TASK DETAILS: What is the number of lines in the entries below that include the word "width"? Provide the number only.
★ ★ ★ ★ ★
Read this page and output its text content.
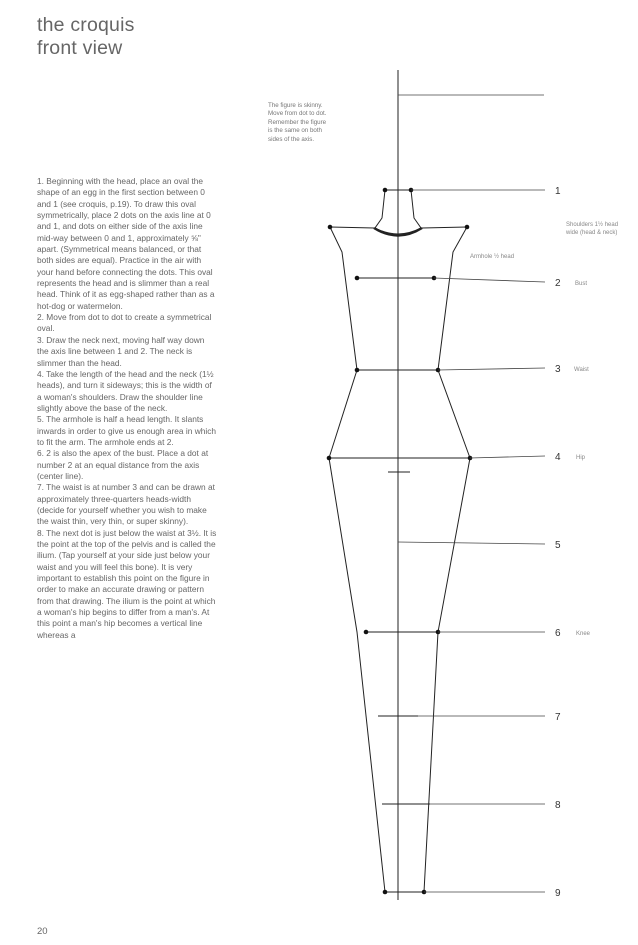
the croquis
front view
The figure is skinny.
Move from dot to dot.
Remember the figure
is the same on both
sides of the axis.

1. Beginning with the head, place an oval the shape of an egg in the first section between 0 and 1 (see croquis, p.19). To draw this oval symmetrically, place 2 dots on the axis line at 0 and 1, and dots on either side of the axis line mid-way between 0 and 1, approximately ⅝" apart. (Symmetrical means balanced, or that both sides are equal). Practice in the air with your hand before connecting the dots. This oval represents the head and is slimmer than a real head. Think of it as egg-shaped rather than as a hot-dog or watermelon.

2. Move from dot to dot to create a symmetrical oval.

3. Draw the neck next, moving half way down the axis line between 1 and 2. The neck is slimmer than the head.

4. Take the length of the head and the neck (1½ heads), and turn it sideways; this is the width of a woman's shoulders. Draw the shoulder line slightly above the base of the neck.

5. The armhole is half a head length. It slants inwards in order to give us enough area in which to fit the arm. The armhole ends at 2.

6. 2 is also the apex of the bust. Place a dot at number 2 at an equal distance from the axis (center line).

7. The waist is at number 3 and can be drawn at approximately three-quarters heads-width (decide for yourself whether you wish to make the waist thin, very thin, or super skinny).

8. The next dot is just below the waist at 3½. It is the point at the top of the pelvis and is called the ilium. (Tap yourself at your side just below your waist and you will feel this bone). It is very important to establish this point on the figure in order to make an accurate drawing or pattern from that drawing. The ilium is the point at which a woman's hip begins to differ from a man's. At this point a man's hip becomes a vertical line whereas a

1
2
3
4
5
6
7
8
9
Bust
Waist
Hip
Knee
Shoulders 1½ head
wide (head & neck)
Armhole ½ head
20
★ ★ ★ ★ ★
OUTPUT OF THE TASK: 2